= Beginning of Section =

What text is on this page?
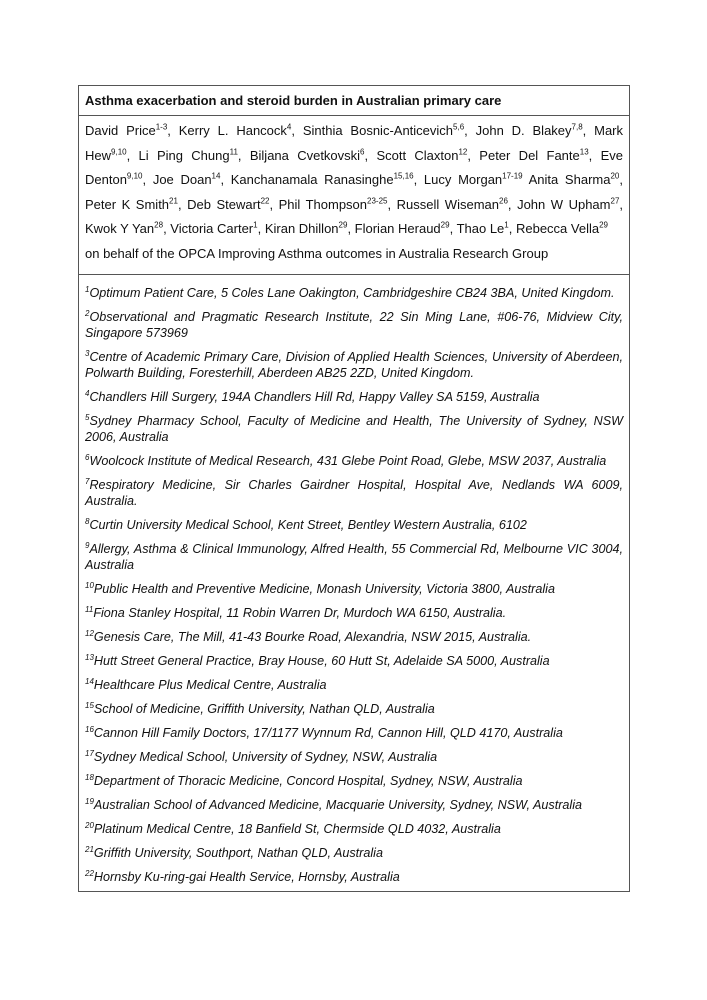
Asthma exacerbation and steroid burden in Australian primary care
David Price$^{1-3}$, Kerry L. Hancock$^4$, Sinthia Bosnic-Anticevich$^{5,6}$, John D. Blakey$^{7,8}$, Mark Hew$^{9,10}$, Li Ping Chung$^{11}$, Biljana Cvetkovski$^6$, Scott Claxton$^{12}$, Peter Del Fante$^{13}$, Eve Denton$^{9,10}$, Joe Doan$^{14}$, Kanchanamala Ranasinghe$^{15,16}$, Lucy Morgan$^{17-19}$ Anita Sharma$^{20}$, Peter K Smith$^{21}$, Deb Stewart$^{22}$, Phil Thompson$^{23-25}$, Russell Wiseman$^{26}$, John W Upham$^{27}$, Kwok Y Yan$^{28}$, Victoria Carter$^1$, Kiran Dhillon$^{29}$, Florian Heraud$^{29}$, Thao Le$^1$, Rebecca Vella$^{29}$
on behalf of the OPCA Improving Asthma outcomes in Australia Research Group

$^1$Optimum Patient Care, 5 Coles Lane Oakington, Cambridgeshire CB24 3BA, United Kingdom.

$^2$Observational and Pragmatic Research Institute, 22 Sin Ming Lane, #06-76, Midview City, Singapore 573969

$^3$Centre of Academic Primary Care, Division of Applied Health Sciences, University of Aberdeen, Polwarth Building, Foresterhill, Aberdeen AB25 2ZD, United Kingdom.

$^4$Chandlers Hill Surgery, 194A Chandlers Hill Rd, Happy Valley SA 5159, Australia

$^5$Sydney Pharmacy School, Faculty of Medicine and Health, The University of Sydney, NSW 2006, Australia

$^6$Woolcock Institute of Medical Research, 431 Glebe Point Road, Glebe, MSW 2037, Australia

$^7$Respiratory Medicine, Sir Charles Gairdner Hospital, Hospital Ave, Nedlands WA 6009, Australia.

$^8$Curtin University Medical School, Kent Street, Bentley Western Australia, 6102

$^9$Allergy, Asthma & Clinical Immunology, Alfred Health, 55 Commercial Rd, Melbourne VIC 3004, Australia

$^{10}$Public Health and Preventive Medicine, Monash University, Victoria 3800, Australia

$^{11}$Fiona Stanley Hospital, 11 Robin Warren Dr, Murdoch WA 6150, Australia.

$^{12}$Genesis Care, The Mill, 41-43 Bourke Road, Alexandria, NSW 2015, Australia.

$^{13}$Hutt Street General Practice, Bray House, 60 Hutt St, Adelaide SA 5000, Australia

$^{14}$Healthcare Plus Medical Centre, Australia

$^{15}$School of Medicine, Griffith University, Nathan QLD, Australia

$^{16}$Cannon Hill Family Doctors, 17/1177 Wynnum Rd, Cannon Hill, QLD 4170, Australia

$^{17}$Sydney Medical School, University of Sydney, NSW, Australia

$^{18}$Department of Thoracic Medicine, Concord Hospital, Sydney, NSW, Australia

$^{19}$Australian School of Advanced Medicine, Macquarie University, Sydney, NSW, Australia

$^{20}$Platinum Medical Centre, 18 Banfield St, Chermside QLD 4032, Australia

$^{21}$Griffith University, Southport, Nathan QLD, Australia

$^{22}$Hornsby Ku-ring-gai Health Service, Hornsby, Australia
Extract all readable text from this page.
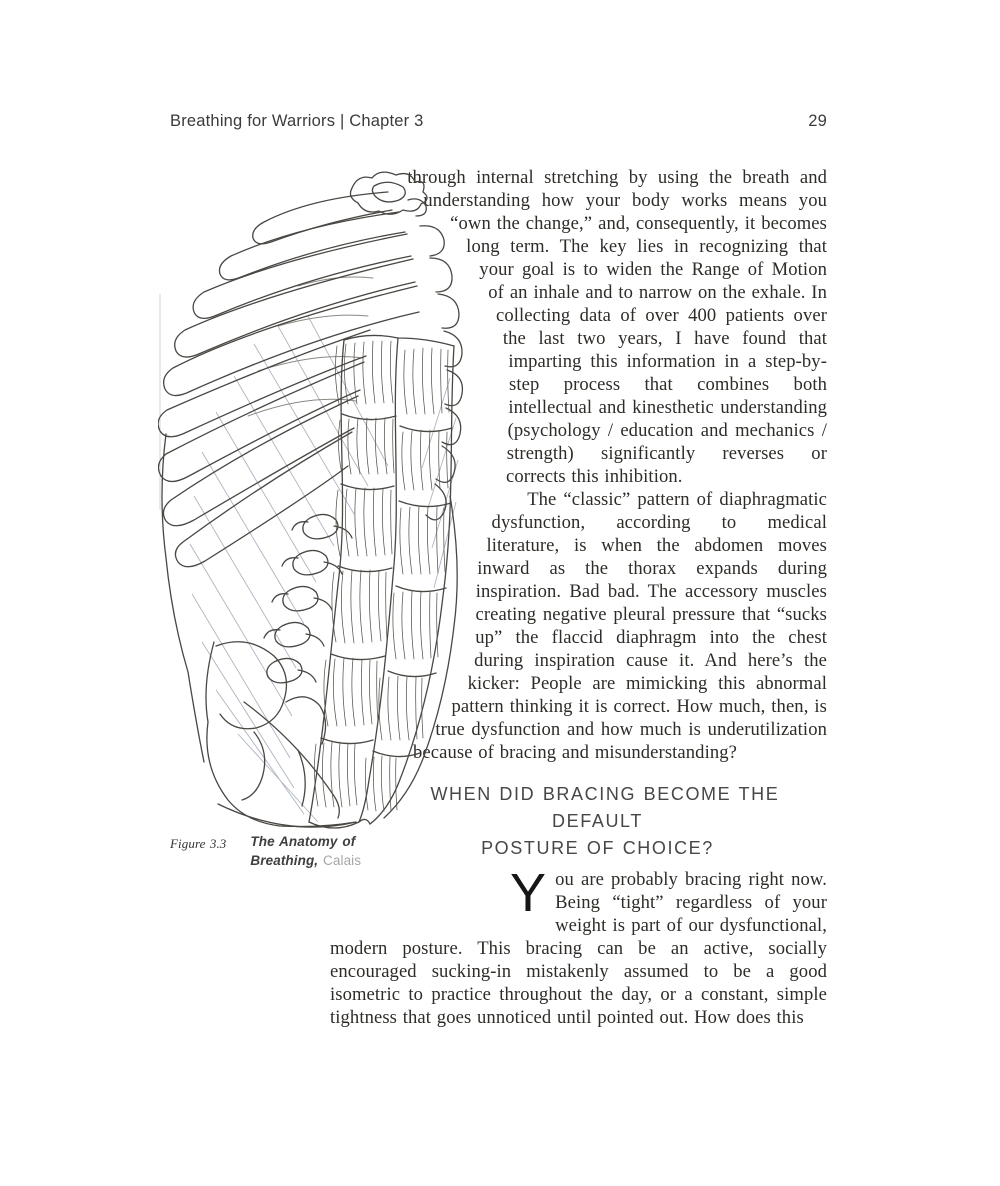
Breathing for Warriors | Chapter 3	29
Figure 3.3 The Anatomy of
Breathing, Calais

through internal stretching by using the breath and understanding how your body works means you “own the change,” and, consequently, it becomes long term. The key lies in recognizing that your goal is to widen the Range of Motion of an inhale and to narrow on the exhale. In collecting data of over 400 patients over the last two years, I have found that imparting this information in a step-by-step process that combines both intellectual and kinesthetic understanding (psychology / education and mechanics / strength) significantly reverses or corrects this inhibition.

The “classic” pattern of diaphragmatic dysfunction, according to medical literature, is when the abdomen moves inward as the thorax expands during inspiration. Bad bad. The accessory muscles creating negative pleural pressure that “sucks up” the flaccid diaphragm into the chest during inspiration cause it. And here’s the kicker: People are mimicking this abnormal pattern thinking it is correct. How much, then, is true dysfunction and how much is underutilization because of bracing and misunderstanding?

WHEN DID BRACING BECOME THE DEFAULT
POSTURE OF CHOICE?

You are probably bracing right now. Being “tight” regardless of your weight is part of our dysfunctional, modern posture. This bracing can be an active, socially encouraged sucking-in mistakenly assumed to be a good isometric to practice throughout the day, or a constant, simple tightness that goes unnoticed until pointed out. How does this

= End of Section =

What is being asked:
Which lines of the entries above contain the word "Victoria"? Copy each of them.

Your solution:
David Price$^{1-3}$, Kerry L. Hancock$^4$, Sinthia Bosnic-Anticevich$^{5,6}$, John D. Blakey$^{7,8}$, Mark Hew$^{9,10}$, Li Ping Chung$^{11}$, Biljana Cvetkovski$^6$, Scott Claxton$^{12}$, Peter Del Fante$^{13}$, Eve Denton$^{9,10}$, Joe Doan$^{14}$, Kanchanamala Ranasinghe$^{15,16}$, Lucy Morgan$^{17-19}$ Anita Sharma$^{20}$, Peter K Smith$^{21}$, Deb Stewart$^{22}$, Phil Thompson$^{23-25}$, Russell Wiseman$^{26}$, John W Upham$^{27}$, Kwok Y Yan$^{28}$, Victoria Carter$^1$, Kiran Dhillon$^{29}$, Florian Heraud$^{29}$, Thao Le$^1$, Rebecca Vella$^{29}$
$^{10}$Public Health and Preventive Medicine, Monash University, Victoria 3800, Australia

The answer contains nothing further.